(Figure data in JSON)
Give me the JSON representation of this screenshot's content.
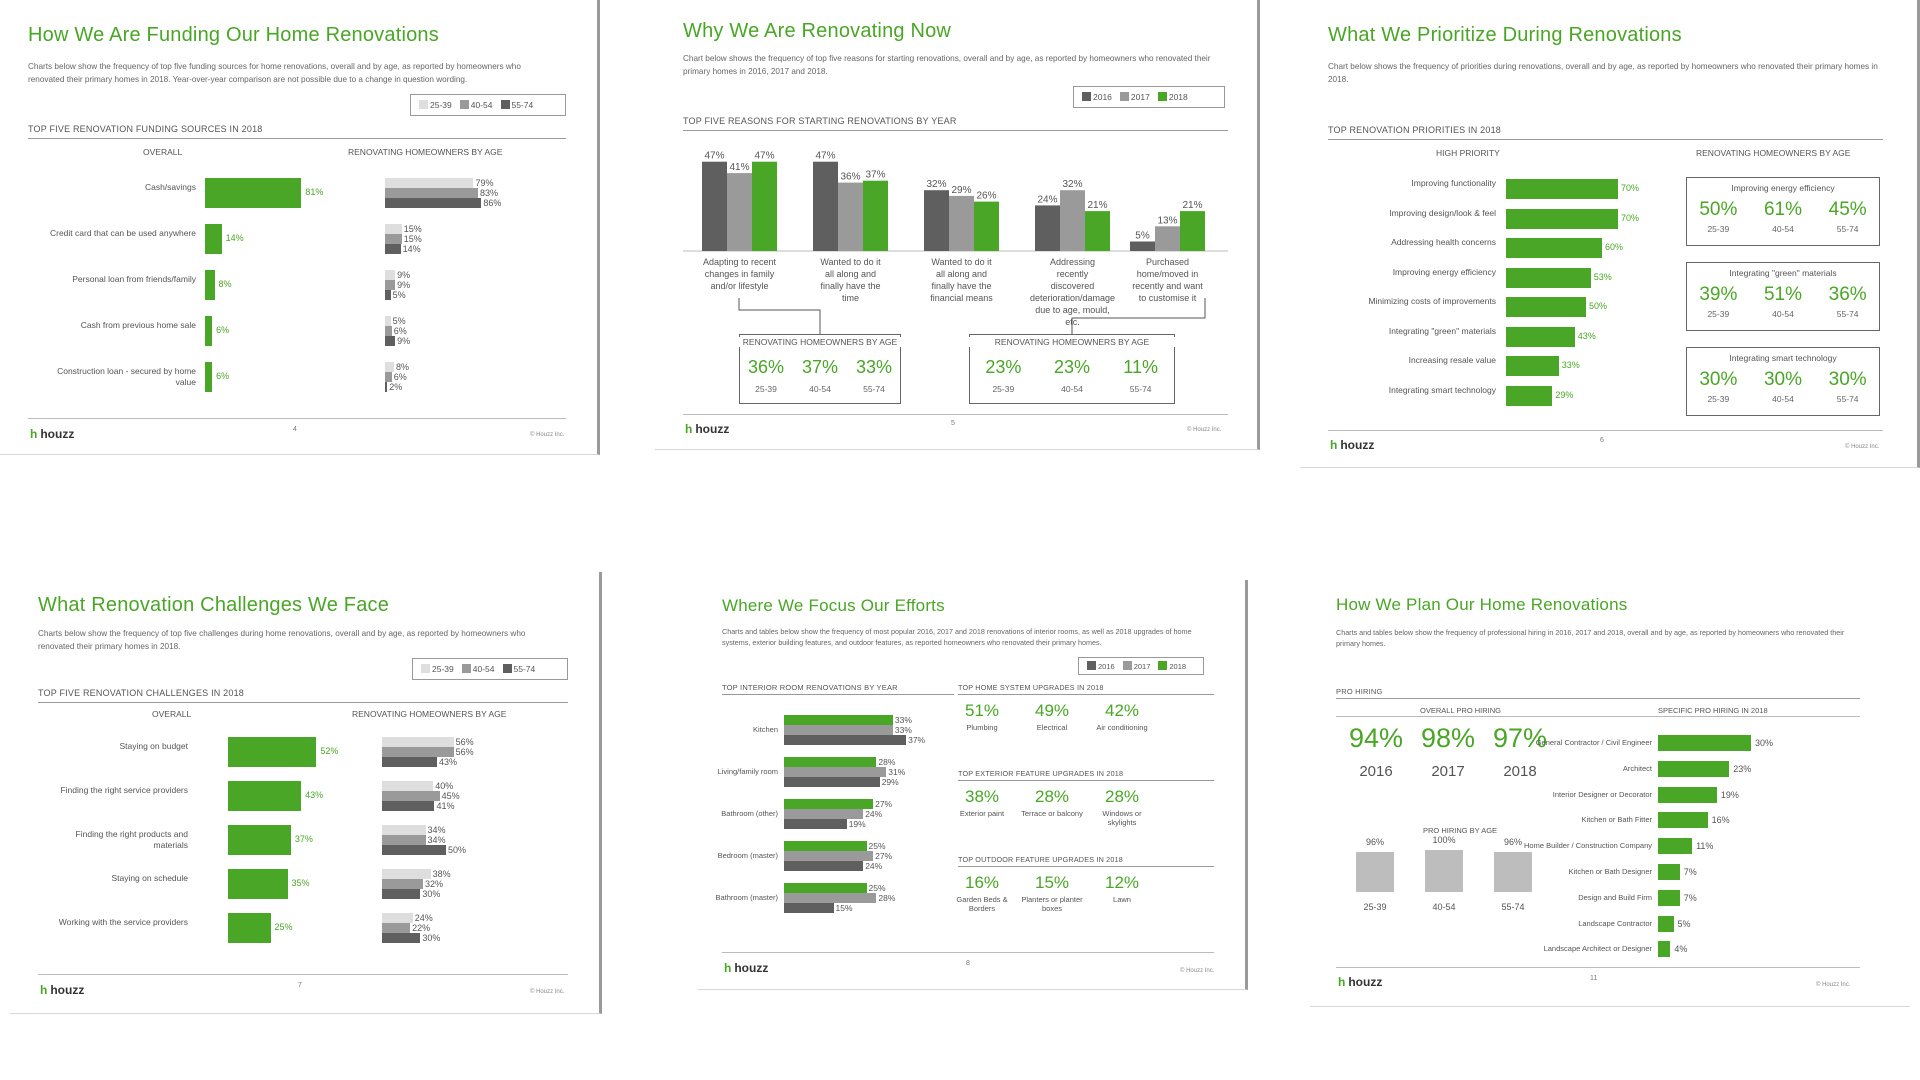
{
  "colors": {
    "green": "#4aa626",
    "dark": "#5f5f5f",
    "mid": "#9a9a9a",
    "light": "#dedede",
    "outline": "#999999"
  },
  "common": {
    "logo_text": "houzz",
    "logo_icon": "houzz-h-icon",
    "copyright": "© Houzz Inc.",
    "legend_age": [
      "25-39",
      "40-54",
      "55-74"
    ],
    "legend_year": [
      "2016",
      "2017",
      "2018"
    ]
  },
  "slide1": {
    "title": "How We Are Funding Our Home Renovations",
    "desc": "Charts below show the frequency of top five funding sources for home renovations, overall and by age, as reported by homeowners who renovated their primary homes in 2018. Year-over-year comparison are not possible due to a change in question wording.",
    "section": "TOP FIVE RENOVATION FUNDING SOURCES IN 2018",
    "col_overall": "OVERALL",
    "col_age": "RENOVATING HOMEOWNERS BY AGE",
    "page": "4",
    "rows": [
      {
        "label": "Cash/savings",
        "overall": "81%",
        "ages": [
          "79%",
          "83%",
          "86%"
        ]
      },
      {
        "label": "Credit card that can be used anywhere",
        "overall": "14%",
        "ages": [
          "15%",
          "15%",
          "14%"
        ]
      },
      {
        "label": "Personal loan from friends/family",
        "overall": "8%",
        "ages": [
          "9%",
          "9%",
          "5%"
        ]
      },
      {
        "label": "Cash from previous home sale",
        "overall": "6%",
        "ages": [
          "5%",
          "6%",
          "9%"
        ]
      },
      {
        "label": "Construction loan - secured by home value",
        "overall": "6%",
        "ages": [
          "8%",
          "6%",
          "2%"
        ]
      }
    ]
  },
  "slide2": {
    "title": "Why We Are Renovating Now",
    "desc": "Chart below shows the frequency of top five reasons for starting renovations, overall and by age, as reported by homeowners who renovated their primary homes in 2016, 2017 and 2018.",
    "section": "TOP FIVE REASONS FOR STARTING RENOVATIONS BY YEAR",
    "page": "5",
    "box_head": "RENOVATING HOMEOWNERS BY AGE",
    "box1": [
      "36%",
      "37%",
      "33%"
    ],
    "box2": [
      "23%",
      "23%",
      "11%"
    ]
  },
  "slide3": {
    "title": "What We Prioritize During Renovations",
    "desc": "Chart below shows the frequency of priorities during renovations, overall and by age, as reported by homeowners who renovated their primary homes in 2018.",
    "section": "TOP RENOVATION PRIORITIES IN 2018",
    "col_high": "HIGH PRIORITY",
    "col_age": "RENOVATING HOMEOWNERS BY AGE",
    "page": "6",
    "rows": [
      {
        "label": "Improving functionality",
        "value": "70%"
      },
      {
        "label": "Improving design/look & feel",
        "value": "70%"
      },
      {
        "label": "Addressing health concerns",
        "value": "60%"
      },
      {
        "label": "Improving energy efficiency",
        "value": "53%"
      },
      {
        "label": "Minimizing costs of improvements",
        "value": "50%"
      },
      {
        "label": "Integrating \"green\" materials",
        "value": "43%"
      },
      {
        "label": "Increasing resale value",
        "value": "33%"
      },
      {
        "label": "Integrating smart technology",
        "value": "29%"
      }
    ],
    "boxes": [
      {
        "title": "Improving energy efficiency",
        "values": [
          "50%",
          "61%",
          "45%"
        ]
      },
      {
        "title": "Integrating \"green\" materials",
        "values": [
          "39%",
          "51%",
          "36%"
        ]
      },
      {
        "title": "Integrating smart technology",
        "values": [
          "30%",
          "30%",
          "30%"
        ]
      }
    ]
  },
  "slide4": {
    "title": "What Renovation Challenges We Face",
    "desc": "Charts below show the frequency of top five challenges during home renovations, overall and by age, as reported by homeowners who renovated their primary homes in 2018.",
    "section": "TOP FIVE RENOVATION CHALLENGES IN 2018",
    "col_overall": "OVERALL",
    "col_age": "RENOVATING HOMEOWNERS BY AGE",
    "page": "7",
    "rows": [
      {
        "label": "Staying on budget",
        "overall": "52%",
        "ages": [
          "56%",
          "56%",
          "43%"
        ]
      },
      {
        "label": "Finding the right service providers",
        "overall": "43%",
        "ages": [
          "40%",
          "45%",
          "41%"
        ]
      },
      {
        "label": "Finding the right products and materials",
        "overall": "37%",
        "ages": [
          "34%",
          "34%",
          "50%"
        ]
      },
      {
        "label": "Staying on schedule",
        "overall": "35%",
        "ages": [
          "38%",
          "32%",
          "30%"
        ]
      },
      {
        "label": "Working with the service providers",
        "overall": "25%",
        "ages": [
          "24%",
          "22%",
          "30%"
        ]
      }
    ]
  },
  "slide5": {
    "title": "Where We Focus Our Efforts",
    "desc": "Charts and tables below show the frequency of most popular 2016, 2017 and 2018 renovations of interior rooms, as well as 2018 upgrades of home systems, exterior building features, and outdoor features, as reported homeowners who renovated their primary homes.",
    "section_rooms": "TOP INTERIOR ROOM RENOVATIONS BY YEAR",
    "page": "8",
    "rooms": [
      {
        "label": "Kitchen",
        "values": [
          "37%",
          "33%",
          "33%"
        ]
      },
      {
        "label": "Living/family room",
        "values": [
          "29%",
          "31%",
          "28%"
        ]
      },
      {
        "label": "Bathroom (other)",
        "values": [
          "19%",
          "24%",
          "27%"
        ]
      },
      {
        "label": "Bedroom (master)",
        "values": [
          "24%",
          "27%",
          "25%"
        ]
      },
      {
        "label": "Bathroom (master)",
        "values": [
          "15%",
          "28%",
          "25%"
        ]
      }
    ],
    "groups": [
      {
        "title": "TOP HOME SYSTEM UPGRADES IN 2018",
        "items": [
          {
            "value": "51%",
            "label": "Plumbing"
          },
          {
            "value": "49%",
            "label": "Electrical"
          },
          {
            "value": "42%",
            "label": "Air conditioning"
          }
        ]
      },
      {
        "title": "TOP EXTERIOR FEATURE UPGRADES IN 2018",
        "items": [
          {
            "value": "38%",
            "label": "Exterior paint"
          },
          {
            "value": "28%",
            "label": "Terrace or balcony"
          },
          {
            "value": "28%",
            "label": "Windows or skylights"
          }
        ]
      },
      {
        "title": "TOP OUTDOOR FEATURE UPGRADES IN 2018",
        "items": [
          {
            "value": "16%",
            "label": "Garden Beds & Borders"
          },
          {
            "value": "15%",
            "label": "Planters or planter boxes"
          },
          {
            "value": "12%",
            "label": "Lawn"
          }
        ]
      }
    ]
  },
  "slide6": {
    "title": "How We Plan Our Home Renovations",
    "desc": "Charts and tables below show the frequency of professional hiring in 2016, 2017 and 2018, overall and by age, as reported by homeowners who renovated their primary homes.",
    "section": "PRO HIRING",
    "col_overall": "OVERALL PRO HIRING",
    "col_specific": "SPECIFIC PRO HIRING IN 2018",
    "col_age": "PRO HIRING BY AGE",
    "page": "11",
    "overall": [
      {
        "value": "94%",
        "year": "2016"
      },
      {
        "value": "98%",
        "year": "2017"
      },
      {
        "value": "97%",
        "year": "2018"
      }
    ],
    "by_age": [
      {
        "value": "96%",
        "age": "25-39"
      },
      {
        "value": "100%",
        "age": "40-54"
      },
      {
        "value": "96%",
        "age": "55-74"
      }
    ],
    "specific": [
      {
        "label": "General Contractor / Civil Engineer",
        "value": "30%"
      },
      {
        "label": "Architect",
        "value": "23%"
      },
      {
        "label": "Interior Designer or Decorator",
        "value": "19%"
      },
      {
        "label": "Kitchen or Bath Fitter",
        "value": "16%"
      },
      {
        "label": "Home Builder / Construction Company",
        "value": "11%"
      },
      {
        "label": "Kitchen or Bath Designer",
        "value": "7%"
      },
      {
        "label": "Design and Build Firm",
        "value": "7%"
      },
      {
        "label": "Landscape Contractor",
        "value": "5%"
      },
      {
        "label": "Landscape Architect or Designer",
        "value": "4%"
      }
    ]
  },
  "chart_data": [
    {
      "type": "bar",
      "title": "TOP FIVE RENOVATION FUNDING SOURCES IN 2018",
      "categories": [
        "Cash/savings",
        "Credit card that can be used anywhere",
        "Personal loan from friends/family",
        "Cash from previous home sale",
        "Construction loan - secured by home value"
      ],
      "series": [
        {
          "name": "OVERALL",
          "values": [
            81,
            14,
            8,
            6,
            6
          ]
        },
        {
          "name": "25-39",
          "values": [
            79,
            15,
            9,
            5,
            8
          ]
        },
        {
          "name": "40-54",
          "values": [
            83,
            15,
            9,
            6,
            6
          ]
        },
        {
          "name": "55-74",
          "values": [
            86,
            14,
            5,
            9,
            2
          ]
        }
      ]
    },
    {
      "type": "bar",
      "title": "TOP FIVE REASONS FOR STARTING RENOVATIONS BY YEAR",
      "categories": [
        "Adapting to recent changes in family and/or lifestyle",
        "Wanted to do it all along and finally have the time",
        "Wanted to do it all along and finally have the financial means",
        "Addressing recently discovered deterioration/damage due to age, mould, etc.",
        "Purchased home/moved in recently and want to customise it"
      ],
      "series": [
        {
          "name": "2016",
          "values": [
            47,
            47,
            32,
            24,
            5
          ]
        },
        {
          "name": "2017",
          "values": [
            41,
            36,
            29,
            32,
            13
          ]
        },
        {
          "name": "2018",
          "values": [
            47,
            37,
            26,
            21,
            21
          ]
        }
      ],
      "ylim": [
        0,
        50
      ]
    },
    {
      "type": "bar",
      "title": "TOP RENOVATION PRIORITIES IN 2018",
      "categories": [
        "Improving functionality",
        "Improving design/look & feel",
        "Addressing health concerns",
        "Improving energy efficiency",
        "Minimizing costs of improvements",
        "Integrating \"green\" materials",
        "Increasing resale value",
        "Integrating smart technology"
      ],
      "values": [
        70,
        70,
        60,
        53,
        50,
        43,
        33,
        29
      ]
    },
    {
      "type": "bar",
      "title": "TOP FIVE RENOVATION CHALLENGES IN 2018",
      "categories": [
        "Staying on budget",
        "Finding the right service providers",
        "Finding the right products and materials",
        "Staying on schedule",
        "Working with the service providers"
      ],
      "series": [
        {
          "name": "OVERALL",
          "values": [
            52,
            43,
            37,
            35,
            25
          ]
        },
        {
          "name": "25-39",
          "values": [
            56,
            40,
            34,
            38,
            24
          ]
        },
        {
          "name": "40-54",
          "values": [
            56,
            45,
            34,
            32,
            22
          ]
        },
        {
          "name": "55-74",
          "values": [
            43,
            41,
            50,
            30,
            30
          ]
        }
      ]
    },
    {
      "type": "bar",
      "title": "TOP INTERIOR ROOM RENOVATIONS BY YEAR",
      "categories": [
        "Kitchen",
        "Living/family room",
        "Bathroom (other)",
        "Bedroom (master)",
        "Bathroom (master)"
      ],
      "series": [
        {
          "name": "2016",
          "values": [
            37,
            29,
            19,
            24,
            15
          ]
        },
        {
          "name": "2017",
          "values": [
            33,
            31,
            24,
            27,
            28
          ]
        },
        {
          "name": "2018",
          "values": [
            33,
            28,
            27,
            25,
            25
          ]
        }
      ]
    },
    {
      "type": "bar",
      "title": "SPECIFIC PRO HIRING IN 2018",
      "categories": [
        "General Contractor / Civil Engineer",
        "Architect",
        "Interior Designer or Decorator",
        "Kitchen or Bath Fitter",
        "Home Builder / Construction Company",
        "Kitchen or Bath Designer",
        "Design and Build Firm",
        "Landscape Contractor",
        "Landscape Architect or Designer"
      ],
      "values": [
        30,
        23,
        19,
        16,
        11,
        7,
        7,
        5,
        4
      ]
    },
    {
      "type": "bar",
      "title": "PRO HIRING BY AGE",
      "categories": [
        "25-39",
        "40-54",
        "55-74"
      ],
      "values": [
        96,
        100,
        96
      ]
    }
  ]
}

What is asked – Only the number is wanted: how many lines of the material above include the word "card"?

Task output – 2